WHAT YOU HAVE TO DO: Write out the material exactly, with the pictures left out.

RECORDS SHOWN:
[BEGIN]

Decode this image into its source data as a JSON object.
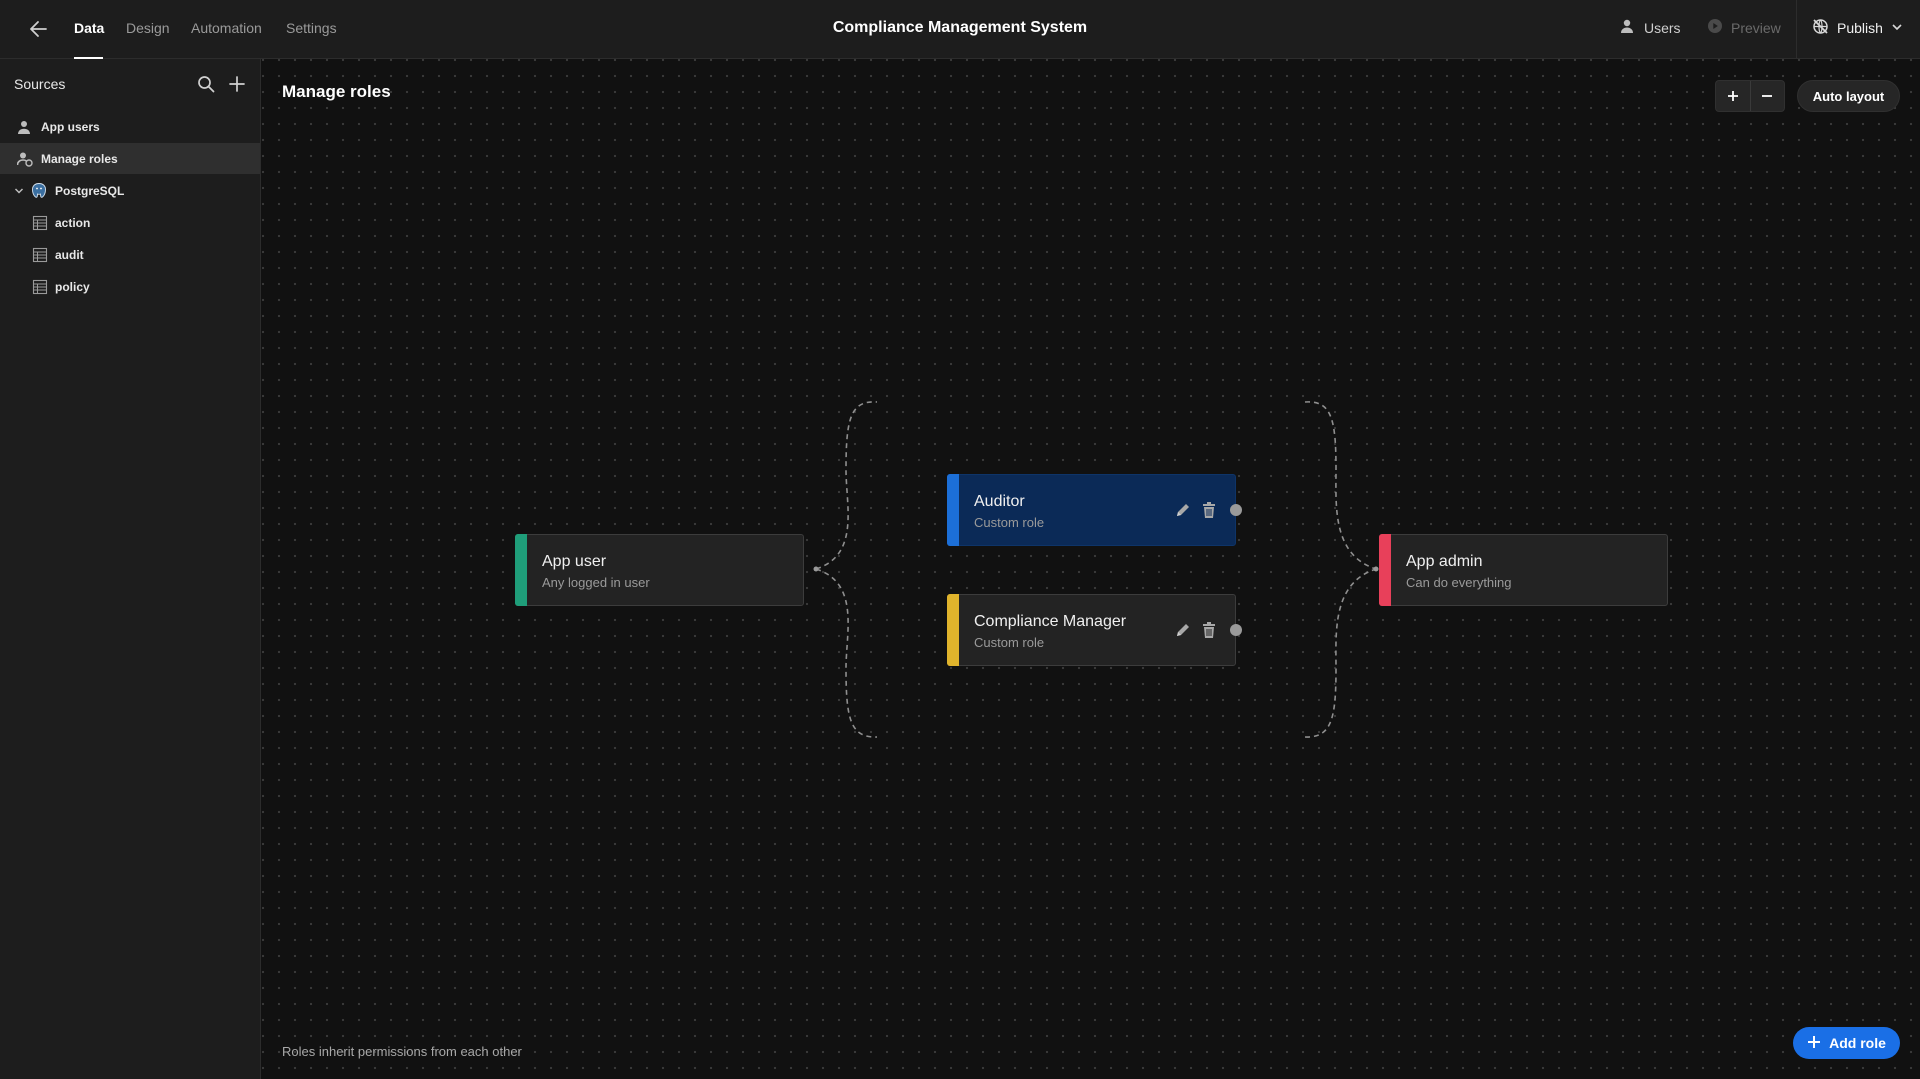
{
  "topbar": {
    "tabs": [
      {
        "label": "Data",
        "active": true
      },
      {
        "label": "Design",
        "active": false
      },
      {
        "label": "Automation",
        "active": false
      },
      {
        "label": "Settings",
        "active": false
      }
    ],
    "app_title": "Compliance Management System",
    "users_label": "Users",
    "preview_label": "Preview",
    "publish_label": "Publish"
  },
  "sidebar": {
    "title": "Sources",
    "items": [
      {
        "label": "App users",
        "icon": "users-icon"
      },
      {
        "label": "Manage roles",
        "icon": "roles-icon",
        "selected": true
      },
      {
        "label": "PostgreSQL",
        "icon": "postgresql-icon",
        "expanded": true
      },
      {
        "label": "action",
        "icon": "table-icon"
      },
      {
        "label": "audit",
        "icon": "table-icon"
      },
      {
        "label": "policy",
        "icon": "table-icon"
      }
    ]
  },
  "main": {
    "heading": "Manage roles",
    "auto_layout_label": "Auto layout",
    "footer_note": "Roles inherit permissions from each other",
    "add_role_label": "Add role"
  },
  "roles": [
    {
      "name": "App user",
      "description": "Any logged in user",
      "color": "#1f9e7a"
    },
    {
      "name": "Auditor",
      "description": "Custom role",
      "color": "#1c6fd8",
      "highlighted": true
    },
    {
      "name": "Compliance Manager",
      "description": "Custom role",
      "color": "#e0b42c"
    },
    {
      "name": "App admin",
      "description": "Can do everything",
      "color": "#e8405a"
    }
  ],
  "colors": {
    "accent": "#1a6fe6",
    "highlighted_node_bg": "#0b2a57"
  }
}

[END]

EXERCISE RESPONSE:
Decode this image into its source data as a JSON object.
{
  "topbar": {
    "tabs": [
      {
        "label": "Data",
        "active": true
      },
      {
        "label": "Design",
        "active": false
      },
      {
        "label": "Automation",
        "active": false
      },
      {
        "label": "Settings",
        "active": false
      }
    ],
    "app_title": "Compliance Management System",
    "users_label": "Users",
    "preview_label": "Preview",
    "publish_label": "Publish"
  },
  "sidebar": {
    "title": "Sources",
    "items": [
      {
        "label": "App users",
        "icon": "users-icon"
      },
      {
        "label": "Manage roles",
        "icon": "roles-icon",
        "selected": true
      },
      {
        "label": "PostgreSQL",
        "icon": "postgresql-icon",
        "expanded": true
      },
      {
        "label": "action",
        "icon": "table-icon"
      },
      {
        "label": "audit",
        "icon": "table-icon"
      },
      {
        "label": "policy",
        "icon": "table-icon"
      }
    ]
  },
  "main": {
    "heading": "Manage roles",
    "auto_layout_label": "Auto layout",
    "footer_note": "Roles inherit permissions from each other",
    "add_role_label": "Add role"
  },
  "roles": [
    {
      "name": "App user",
      "description": "Any logged in user",
      "color": "#1f9e7a"
    },
    {
      "name": "Auditor",
      "description": "Custom role",
      "color": "#1c6fd8",
      "highlighted": true
    },
    {
      "name": "Compliance Manager",
      "description": "Custom role",
      "color": "#e0b42c"
    },
    {
      "name": "App admin",
      "description": "Can do everything",
      "color": "#e8405a"
    }
  ],
  "colors": {
    "accent": "#1a6fe6",
    "highlighted_node_bg": "#0b2a57"
  }
}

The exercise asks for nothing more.